→ What you will do
Each record must be reproduced exactly as it is shown.

→ Raw records
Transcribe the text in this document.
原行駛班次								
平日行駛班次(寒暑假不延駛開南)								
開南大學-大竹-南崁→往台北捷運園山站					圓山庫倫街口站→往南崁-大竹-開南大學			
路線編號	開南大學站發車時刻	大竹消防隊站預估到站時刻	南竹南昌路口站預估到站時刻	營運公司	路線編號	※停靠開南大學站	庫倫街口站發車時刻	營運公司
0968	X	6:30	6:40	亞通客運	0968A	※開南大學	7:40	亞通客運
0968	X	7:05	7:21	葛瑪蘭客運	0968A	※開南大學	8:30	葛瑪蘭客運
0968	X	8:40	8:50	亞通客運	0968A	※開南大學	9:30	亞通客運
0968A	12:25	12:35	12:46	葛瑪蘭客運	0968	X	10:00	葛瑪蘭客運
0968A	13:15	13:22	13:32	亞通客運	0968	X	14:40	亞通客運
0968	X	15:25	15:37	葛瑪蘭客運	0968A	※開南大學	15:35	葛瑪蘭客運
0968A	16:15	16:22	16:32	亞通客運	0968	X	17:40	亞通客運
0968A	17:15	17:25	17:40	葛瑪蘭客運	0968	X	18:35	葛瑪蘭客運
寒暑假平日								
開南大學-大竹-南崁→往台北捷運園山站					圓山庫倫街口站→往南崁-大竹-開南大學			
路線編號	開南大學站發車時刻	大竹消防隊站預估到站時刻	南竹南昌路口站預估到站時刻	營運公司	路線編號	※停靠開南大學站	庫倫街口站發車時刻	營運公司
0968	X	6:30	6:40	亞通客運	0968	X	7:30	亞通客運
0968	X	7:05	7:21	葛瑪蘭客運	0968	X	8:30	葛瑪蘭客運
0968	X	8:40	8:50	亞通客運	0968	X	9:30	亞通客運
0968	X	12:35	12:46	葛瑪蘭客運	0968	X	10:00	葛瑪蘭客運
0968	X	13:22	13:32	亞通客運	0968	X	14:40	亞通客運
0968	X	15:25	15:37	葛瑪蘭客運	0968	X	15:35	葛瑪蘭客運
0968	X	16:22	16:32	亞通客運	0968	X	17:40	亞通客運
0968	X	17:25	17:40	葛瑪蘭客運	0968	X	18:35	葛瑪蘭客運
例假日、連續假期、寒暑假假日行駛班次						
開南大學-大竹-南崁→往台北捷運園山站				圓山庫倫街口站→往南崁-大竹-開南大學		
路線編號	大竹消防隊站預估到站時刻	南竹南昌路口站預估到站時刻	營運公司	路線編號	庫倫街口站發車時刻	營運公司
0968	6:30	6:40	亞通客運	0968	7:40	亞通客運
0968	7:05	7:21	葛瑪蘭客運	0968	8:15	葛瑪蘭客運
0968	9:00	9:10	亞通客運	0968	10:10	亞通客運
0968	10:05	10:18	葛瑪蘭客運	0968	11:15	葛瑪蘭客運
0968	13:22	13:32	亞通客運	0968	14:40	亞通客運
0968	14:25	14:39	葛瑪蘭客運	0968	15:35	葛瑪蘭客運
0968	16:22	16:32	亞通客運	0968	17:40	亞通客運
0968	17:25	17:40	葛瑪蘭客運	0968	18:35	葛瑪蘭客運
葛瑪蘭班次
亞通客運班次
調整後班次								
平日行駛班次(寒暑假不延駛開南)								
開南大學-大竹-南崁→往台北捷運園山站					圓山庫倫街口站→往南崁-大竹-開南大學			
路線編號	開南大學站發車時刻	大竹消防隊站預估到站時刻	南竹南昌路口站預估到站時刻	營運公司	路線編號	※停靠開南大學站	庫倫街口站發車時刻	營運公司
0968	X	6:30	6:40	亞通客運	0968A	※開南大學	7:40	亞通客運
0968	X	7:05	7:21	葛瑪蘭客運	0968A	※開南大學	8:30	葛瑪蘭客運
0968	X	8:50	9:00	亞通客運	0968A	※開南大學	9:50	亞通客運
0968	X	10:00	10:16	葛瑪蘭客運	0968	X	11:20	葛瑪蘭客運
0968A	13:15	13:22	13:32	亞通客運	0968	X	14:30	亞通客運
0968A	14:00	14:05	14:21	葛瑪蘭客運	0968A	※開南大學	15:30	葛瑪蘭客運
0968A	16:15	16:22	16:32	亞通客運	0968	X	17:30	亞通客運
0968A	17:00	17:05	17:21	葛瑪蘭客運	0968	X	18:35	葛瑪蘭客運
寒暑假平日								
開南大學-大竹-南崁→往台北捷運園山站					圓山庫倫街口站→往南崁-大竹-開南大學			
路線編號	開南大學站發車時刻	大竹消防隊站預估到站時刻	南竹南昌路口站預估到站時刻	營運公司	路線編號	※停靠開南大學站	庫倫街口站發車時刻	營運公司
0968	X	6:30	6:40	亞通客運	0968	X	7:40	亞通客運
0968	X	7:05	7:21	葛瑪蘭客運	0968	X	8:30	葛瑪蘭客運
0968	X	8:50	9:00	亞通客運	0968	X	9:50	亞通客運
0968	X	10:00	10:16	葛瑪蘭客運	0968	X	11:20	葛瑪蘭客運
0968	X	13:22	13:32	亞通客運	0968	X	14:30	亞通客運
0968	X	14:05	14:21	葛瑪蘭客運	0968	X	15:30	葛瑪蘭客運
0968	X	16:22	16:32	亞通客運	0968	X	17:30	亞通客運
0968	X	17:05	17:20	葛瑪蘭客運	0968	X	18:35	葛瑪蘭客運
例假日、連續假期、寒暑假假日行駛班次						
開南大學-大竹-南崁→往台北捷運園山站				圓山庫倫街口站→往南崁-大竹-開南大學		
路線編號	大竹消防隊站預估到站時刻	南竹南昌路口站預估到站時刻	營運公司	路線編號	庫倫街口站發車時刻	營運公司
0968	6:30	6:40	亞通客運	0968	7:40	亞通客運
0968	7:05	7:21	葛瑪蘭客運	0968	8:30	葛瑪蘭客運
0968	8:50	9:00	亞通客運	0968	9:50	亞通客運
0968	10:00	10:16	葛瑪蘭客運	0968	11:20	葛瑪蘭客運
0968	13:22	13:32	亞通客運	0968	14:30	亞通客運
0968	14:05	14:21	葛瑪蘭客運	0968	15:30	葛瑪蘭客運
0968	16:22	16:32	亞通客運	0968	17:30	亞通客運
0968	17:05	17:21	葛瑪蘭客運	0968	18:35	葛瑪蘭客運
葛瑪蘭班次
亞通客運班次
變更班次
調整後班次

→ Solution below
Transcribe the text in this document.
原行駛班次								
平日行駛班次(寒暑假不延駛開南)								
開南大學-大竹-南崁→往台北捷運園山站					圓山庫倫街口站→往南崁-大竹-開南大學			
路線編號	開南大學站發車時刻	大竹消防隊站預估到站時刻	南竹南昌路口站預估到站時刻	營運公司	路線編號	※停靠開南大學站	庫倫街口站發車時刻	營運公司
0968	X	6:30	6:40	亞通客運	0968A	※開南大學	7:40	亞通客運
0968	X	7:05	7:21	葛瑪蘭客運	0968A	※開南大學	8:30	葛瑪蘭客運
0968	X	8:40	8:50	亞通客運	0968A	※開南大學	9:30	亞通客運
0968A	12:25	12:35	12:46	葛瑪蘭客運	0968	X	10:00	葛瑪蘭客運
0968A	13:15	13:22	13:32	亞通客運	0968	X	14:40	亞通客運
0968	X	15:25	15:37	葛瑪蘭客運	0968A	※開南大學	15:35	葛瑪蘭客運
0968A	16:15	16:22	16:32	亞通客運	0968	X	17:40	亞通客運
0968A	17:15	17:25	17:40	葛瑪蘭客運	0968	X	18:35	葛瑪蘭客運
寒暑假平日								
開南大學-大竹-南崁→往台北捷運園山站					圓山庫倫街口站→往南崁-大竹-開南大學			
路線編號	開南大學站發車時刻	大竹消防隊站預估到站時刻	南竹南昌路口站預估到站時刻	營運公司	路線編號	※停靠開南大學站	庫倫街口站發車時刻	營運公司
0968	X	6:30	6:40	亞通客運	0968	X	7:30	亞通客運
0968	X	7:05	7:21	葛瑪蘭客運	0968	X	8:30	葛瑪蘭客運
0968	X	8:40	8:50	亞通客運	0968	X	9:30	亞通客運
0968	X	12:35	12:46	葛瑪蘭客運	0968	X	10:00	葛瑪蘭客運
0968	X	13:22	13:32	亞通客運	0968	X	14:40	亞通客運
0968	X	15:25	15:37	葛瑪蘭客運	0968	X	15:35	葛瑪蘭客運
0968	X	16:22	16:32	亞通客運	0968	X	17:40	亞通客運
0968	X	17:25	17:40	葛瑪蘭客運	0968	X	18:35	葛瑪蘭客運
例假日、連續假期、寒暑假假日行駛班次						
開南大學-大竹-南崁→往台北捷運園山站				圓山庫倫街口站→往南崁-大竹-開南大學		
路線編號	大竹消防隊站預估到站時刻	南竹南昌路口站預估到站時刻	營運公司	路線編號	庫倫街口站發車時刻	營運公司
0968	6:30	6:40	亞通客運	0968	7:40	亞通客運
0968	7:05	7:21	葛瑪蘭客運	0968	8:15	葛瑪蘭客運
0968	9:00	9:10	亞通客運	0968	10:10	亞通客運
0968	10:05	10:18	葛瑪蘭客運	0968	11:15	葛瑪蘭客運
0968	13:22	13:32	亞通客運	0968	14:40	亞通客運
0968	14:25	14:39	葛瑪蘭客運	0968	15:35	葛瑪蘭客運
0968	16:22	16:32	亞通客運	0968	17:40	亞通客運
0968	17:25	17:40	葛瑪蘭客運	0968	18:35	葛瑪蘭客運
葛瑪蘭班次
亞通客運班次
調整後班次								
平日行駛班次(寒暑假不延駛開南)								
開南大學-大竹-南崁→往台北捷運園山站					圓山庫倫街口站→往南崁-大竹-開南大學			
路線編號	開南大學站發車時刻	大竹消防隊站預估到站時刻	南竹南昌路口站預估到站時刻	營運公司	路線編號	※停靠開南大學站	庫倫街口站發車時刻	營運公司
0968	X	6:30	6:40	亞通客運	0968A	※開南大學	7:40	亞通客運
0968	X	7:05	7:21	葛瑪蘭客運	0968A	※開南大學	8:30	葛瑪蘭客運
0968	X	8:50	9:00	亞通客運	0968A	※開南大學	9:50	亞通客運
0968	X	10:00	10:16	葛瑪蘭客運	0968	X	11:20	葛瑪蘭客運
0968A	13:15	13:22	13:32	亞通客運	0968	X	14:30	亞通客運
0968A	14:00	14:05	14:21	葛瑪蘭客運	0968A	※開南大學	15:30	葛瑪蘭客運
0968A	16:15	16:22	16:32	亞通客運	0968	X	17:30	亞通客運
0968A	17:00	17:05	17:21	葛瑪蘭客運	0968	X	18:35	葛瑪蘭客運
寒暑假平日								
開南大學-大竹-南崁→往台北捷運園山站					圓山庫倫街口站→往南崁-大竹-開南大學			
路線編號	開南大學站發車時刻	大竹消防隊站預估到站時刻	南竹南昌路口站預估到站時刻	營運公司	路線編號	※停靠開南大學站	庫倫街口站發車時刻	營運公司
0968	X	6:30	6:40	亞通客運	0968	X	7:40	亞通客運
0968	X	7:05	7:21	葛瑪蘭客運	0968	X	8:30	葛瑪蘭客運
0968	X	8:50	9:00	亞通客運	0968	X	9:50	亞通客運
0968	X	10:00	10:16	葛瑪蘭客運	0968	X	11:20	葛瑪蘭客運
0968	X	13:22	13:32	亞通客運	0968	X	14:30	亞通客運
0968	X	14:05	14:21	葛瑪蘭客運	0968	X	15:30	葛瑪蘭客運
0968	X	16:22	16:32	亞通客運	0968	X	17:30	亞通客運
0968	X	17:05	17:20	葛瑪蘭客運	0968	X	18:35	葛瑪蘭客運
例假日、連續假期、寒暑假假日行駛班次						
開南大學-大竹-南崁→往台北捷運園山站				圓山庫倫街口站→往南崁-大竹-開南大學		
路線編號	大竹消防隊站預估到站時刻	南竹南昌路口站預估到站時刻	營運公司	路線編號	庫倫街口站發車時刻	營運公司
0968	6:30	6:40	亞通客運	0968	7:40	亞通客運
0968	7:05	7:21	葛瑪蘭客運	0968	8:30	葛瑪蘭客運
0968	8:50	9:00	亞通客運	0968	9:50	亞通客運
0968	10:00	10:16	葛瑪蘭客運	0968	11:20	葛瑪蘭客運
0968	13:22	13:32	亞通客運	0968	14:30	亞通客運
0968	14:05	14:21	葛瑪蘭客運	0968	15:30	葛瑪蘭客運
0968	16:22	16:32	亞通客運	0968	17:30	亞通客運
0968	17:05	17:21	葛瑪蘭客運	0968	18:35	葛瑪蘭客運
葛瑪蘭班次
亞通客運班次
變更班次
調整後班次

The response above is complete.